Prompt: Repeat the lines that follow, leaving nothing out.

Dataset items
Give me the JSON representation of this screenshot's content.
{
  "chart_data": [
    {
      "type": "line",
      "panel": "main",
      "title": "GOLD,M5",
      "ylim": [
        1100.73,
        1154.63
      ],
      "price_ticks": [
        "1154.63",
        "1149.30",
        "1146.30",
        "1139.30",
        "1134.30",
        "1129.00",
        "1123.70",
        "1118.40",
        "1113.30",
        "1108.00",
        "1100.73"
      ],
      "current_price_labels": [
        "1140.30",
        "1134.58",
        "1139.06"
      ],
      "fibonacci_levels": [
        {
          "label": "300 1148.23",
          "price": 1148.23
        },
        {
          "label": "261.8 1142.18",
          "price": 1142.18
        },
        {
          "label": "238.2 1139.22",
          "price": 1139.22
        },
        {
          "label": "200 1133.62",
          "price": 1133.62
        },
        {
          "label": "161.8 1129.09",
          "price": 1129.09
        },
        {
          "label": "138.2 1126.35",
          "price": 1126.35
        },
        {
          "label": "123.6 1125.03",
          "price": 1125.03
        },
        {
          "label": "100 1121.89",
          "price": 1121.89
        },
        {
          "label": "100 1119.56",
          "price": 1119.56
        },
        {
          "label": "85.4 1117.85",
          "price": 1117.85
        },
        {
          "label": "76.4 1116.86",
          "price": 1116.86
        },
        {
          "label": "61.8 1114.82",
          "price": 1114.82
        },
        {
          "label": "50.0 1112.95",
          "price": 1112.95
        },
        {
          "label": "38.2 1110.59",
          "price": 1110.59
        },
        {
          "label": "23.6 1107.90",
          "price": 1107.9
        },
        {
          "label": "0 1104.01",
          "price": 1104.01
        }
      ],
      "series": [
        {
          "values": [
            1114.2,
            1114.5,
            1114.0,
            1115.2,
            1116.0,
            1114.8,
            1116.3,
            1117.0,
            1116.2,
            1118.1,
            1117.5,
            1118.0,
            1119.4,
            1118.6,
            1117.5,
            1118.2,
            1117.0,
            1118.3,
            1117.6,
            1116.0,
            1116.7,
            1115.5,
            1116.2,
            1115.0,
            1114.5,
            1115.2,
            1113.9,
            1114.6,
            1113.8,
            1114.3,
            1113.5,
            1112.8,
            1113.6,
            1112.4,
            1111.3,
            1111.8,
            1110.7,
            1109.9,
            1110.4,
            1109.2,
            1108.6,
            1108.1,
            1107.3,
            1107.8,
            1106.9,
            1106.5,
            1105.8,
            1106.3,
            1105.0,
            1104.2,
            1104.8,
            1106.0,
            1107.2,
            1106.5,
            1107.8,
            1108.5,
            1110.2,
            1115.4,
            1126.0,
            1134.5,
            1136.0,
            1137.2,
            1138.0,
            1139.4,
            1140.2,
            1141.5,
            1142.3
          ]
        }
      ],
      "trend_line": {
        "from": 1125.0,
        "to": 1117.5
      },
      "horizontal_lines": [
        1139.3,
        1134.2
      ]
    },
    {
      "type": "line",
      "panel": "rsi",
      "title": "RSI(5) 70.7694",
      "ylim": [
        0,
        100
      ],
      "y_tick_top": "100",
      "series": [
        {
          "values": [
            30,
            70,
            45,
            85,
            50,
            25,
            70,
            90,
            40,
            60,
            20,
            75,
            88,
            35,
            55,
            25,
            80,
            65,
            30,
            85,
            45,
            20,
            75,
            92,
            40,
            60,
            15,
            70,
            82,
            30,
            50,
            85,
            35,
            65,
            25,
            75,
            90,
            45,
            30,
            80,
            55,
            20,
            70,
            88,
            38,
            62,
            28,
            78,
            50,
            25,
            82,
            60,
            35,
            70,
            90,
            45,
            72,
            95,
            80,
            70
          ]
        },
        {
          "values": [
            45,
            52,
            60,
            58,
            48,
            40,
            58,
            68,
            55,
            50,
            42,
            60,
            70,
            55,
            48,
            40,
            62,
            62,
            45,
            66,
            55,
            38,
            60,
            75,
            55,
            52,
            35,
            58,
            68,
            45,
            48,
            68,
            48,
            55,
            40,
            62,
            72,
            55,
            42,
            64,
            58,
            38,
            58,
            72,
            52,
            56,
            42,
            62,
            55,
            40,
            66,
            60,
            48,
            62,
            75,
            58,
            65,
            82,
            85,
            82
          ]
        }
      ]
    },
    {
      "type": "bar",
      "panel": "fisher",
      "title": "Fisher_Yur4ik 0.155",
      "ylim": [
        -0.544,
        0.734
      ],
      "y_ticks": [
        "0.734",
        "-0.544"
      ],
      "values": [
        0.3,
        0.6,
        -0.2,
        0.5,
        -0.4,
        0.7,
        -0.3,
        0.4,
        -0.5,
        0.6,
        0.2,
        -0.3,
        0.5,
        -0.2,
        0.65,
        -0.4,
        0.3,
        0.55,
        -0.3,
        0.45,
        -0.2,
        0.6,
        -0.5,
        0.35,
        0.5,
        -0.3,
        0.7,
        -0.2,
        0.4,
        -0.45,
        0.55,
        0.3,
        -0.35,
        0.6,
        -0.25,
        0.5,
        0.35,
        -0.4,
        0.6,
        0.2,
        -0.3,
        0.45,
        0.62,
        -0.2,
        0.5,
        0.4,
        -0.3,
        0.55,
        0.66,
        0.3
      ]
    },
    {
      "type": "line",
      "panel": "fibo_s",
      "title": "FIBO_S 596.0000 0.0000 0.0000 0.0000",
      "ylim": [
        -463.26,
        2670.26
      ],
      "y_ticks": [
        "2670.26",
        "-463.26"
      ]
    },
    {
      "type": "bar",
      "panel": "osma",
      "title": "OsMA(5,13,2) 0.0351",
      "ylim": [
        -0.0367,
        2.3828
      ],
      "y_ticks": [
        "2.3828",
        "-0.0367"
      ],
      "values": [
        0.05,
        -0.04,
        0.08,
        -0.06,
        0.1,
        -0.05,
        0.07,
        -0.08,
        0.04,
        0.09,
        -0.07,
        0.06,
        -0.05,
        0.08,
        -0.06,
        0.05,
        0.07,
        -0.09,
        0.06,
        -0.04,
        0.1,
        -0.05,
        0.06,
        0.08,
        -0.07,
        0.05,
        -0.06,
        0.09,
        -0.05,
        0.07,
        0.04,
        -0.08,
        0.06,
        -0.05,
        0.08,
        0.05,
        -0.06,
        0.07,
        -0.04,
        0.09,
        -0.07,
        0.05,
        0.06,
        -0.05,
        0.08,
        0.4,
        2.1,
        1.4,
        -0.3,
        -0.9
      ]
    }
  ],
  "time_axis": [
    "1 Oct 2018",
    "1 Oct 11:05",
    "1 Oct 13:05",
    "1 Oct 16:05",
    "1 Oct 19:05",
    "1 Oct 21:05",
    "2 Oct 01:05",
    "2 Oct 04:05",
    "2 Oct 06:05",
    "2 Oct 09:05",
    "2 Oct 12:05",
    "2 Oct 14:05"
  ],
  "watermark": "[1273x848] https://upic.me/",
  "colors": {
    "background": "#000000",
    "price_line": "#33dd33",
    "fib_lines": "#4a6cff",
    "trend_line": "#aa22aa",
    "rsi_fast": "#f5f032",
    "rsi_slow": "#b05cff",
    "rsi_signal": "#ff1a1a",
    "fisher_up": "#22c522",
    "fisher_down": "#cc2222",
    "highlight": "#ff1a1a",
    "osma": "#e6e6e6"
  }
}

Full response:
Give me the JSON representation of this screenshot's content.
{
  "chart_data": [
    {
      "type": "line",
      "panel": "main",
      "title": "GOLD,M5",
      "ylim": [
        1100.73,
        1154.63
      ],
      "price_ticks": [
        "1154.63",
        "1149.30",
        "1146.30",
        "1139.30",
        "1134.30",
        "1129.00",
        "1123.70",
        "1118.40",
        "1113.30",
        "1108.00",
        "1100.73"
      ],
      "current_price_labels": [
        "1140.30",
        "1134.58",
        "1139.06"
      ],
      "fibonacci_levels": [
        {
          "label": "300 1148.23",
          "price": 1148.23
        },
        {
          "label": "261.8 1142.18",
          "price": 1142.18
        },
        {
          "label": "238.2 1139.22",
          "price": 1139.22
        },
        {
          "label": "200 1133.62",
          "price": 1133.62
        },
        {
          "label": "161.8 1129.09",
          "price": 1129.09
        },
        {
          "label": "138.2 1126.35",
          "price": 1126.35
        },
        {
          "label": "123.6 1125.03",
          "price": 1125.03
        },
        {
          "label": "100 1121.89",
          "price": 1121.89
        },
        {
          "label": "100 1119.56",
          "price": 1119.56
        },
        {
          "label": "85.4 1117.85",
          "price": 1117.85
        },
        {
          "label": "76.4 1116.86",
          "price": 1116.86
        },
        {
          "label": "61.8 1114.82",
          "price": 1114.82
        },
        {
          "label": "50.0 1112.95",
          "price": 1112.95
        },
        {
          "label": "38.2 1110.59",
          "price": 1110.59
        },
        {
          "label": "23.6 1107.90",
          "price": 1107.9
        },
        {
          "label": "0 1104.01",
          "price": 1104.01
        }
      ],
      "series": [
        {
          "values": [
            1114.2,
            1114.5,
            1114.0,
            1115.2,
            1116.0,
            1114.8,
            1116.3,
            1117.0,
            1116.2,
            1118.1,
            1117.5,
            1118.0,
            1119.4,
            1118.6,
            1117.5,
            1118.2,
            1117.0,
            1118.3,
            1117.6,
            1116.0,
            1116.7,
            1115.5,
            1116.2,
            1115.0,
            1114.5,
            1115.2,
            1113.9,
            1114.6,
            1113.8,
            1114.3,
            1113.5,
            1112.8,
            1113.6,
            1112.4,
            1111.3,
            1111.8,
            1110.7,
            1109.9,
            1110.4,
            1109.2,
            1108.6,
            1108.1,
            1107.3,
            1107.8,
            1106.9,
            1106.5,
            1105.8,
            1106.3,
            1105.0,
            1104.2,
            1104.8,
            1106.0,
            1107.2,
            1106.5,
            1107.8,
            1108.5,
            1110.2,
            1115.4,
            1126.0,
            1134.5,
            1136.0,
            1137.2,
            1138.0,
            1139.4,
            1140.2,
            1141.5,
            1142.3
          ]
        }
      ],
      "trend_line": {
        "from": 1125.0,
        "to": 1117.5
      },
      "horizontal_lines": [
        1139.3,
        1134.2
      ]
    },
    {
      "type": "line",
      "panel": "rsi",
      "title": "RSI(5) 70.7694",
      "ylim": [
        0,
        100
      ],
      "y_tick_top": "100",
      "series": [
        {
          "values": [
            30,
            70,
            45,
            85,
            50,
            25,
            70,
            90,
            40,
            60,
            20,
            75,
            88,
            35,
            55,
            25,
            80,
            65,
            30,
            85,
            45,
            20,
            75,
            92,
            40,
            60,
            15,
            70,
            82,
            30,
            50,
            85,
            35,
            65,
            25,
            75,
            90,
            45,
            30,
            80,
            55,
            20,
            70,
            88,
            38,
            62,
            28,
            78,
            50,
            25,
            82,
            60,
            35,
            70,
            90,
            45,
            72,
            95,
            80,
            70
          ]
        },
        {
          "values": [
            45,
            52,
            60,
            58,
            48,
            40,
            58,
            68,
            55,
            50,
            42,
            60,
            70,
            55,
            48,
            40,
            62,
            62,
            45,
            66,
            55,
            38,
            60,
            75,
            55,
            52,
            35,
            58,
            68,
            45,
            48,
            68,
            48,
            55,
            40,
            62,
            72,
            55,
            42,
            64,
            58,
            38,
            58,
            72,
            52,
            56,
            42,
            62,
            55,
            40,
            66,
            60,
            48,
            62,
            75,
            58,
            65,
            82,
            85,
            82
          ]
        }
      ]
    },
    {
      "type": "bar",
      "panel": "fisher",
      "title": "Fisher_Yur4ik 0.155",
      "ylim": [
        -0.544,
        0.734
      ],
      "y_ticks": [
        "0.734",
        "-0.544"
      ],
      "values": [
        0.3,
        0.6,
        -0.2,
        0.5,
        -0.4,
        0.7,
        -0.3,
        0.4,
        -0.5,
        0.6,
        0.2,
        -0.3,
        0.5,
        -0.2,
        0.65,
        -0.4,
        0.3,
        0.55,
        -0.3,
        0.45,
        -0.2,
        0.6,
        -0.5,
        0.35,
        0.5,
        -0.3,
        0.7,
        -0.2,
        0.4,
        -0.45,
        0.55,
        0.3,
        -0.35,
        0.6,
        -0.25,
        0.5,
        0.35,
        -0.4,
        0.6,
        0.2,
        -0.3,
        0.45,
        0.62,
        -0.2,
        0.5,
        0.4,
        -0.3,
        0.55,
        0.66,
        0.3
      ]
    },
    {
      "type": "line",
      "panel": "fibo_s",
      "title": "FIBO_S 596.0000 0.0000 0.0000 0.0000",
      "ylim": [
        -463.26,
        2670.26
      ],
      "y_ticks": [
        "2670.26",
        "-463.26"
      ]
    },
    {
      "type": "bar",
      "panel": "osma",
      "title": "OsMA(5,13,2) 0.0351",
      "ylim": [
        -0.0367,
        2.3828
      ],
      "y_ticks": [
        "2.3828",
        "-0.0367"
      ],
      "values": [
        0.05,
        -0.04,
        0.08,
        -0.06,
        0.1,
        -0.05,
        0.07,
        -0.08,
        0.04,
        0.09,
        -0.07,
        0.06,
        -0.05,
        0.08,
        -0.06,
        0.05,
        0.07,
        -0.09,
        0.06,
        -0.04,
        0.1,
        -0.05,
        0.06,
        0.08,
        -0.07,
        0.05,
        -0.06,
        0.09,
        -0.05,
        0.07,
        0.04,
        -0.08,
        0.06,
        -0.05,
        0.08,
        0.05,
        -0.06,
        0.07,
        -0.04,
        0.09,
        -0.07,
        0.05,
        0.06,
        -0.05,
        0.08,
        0.4,
        2.1,
        1.4,
        -0.3,
        -0.9
      ]
    }
  ],
  "time_axis": [
    "1 Oct 2018",
    "1 Oct 11:05",
    "1 Oct 13:05",
    "1 Oct 16:05",
    "1 Oct 19:05",
    "1 Oct 21:05",
    "2 Oct 01:05",
    "2 Oct 04:05",
    "2 Oct 06:05",
    "2 Oct 09:05",
    "2 Oct 12:05",
    "2 Oct 14:05"
  ],
  "watermark": "[1273x848] https://upic.me/",
  "colors": {
    "background": "#000000",
    "price_line": "#33dd33",
    "fib_lines": "#4a6cff",
    "trend_line": "#aa22aa",
    "rsi_fast": "#f5f032",
    "rsi_slow": "#b05cff",
    "rsi_signal": "#ff1a1a",
    "fisher_up": "#22c522",
    "fisher_down": "#cc2222",
    "highlight": "#ff1a1a",
    "osma": "#e6e6e6"
  }
}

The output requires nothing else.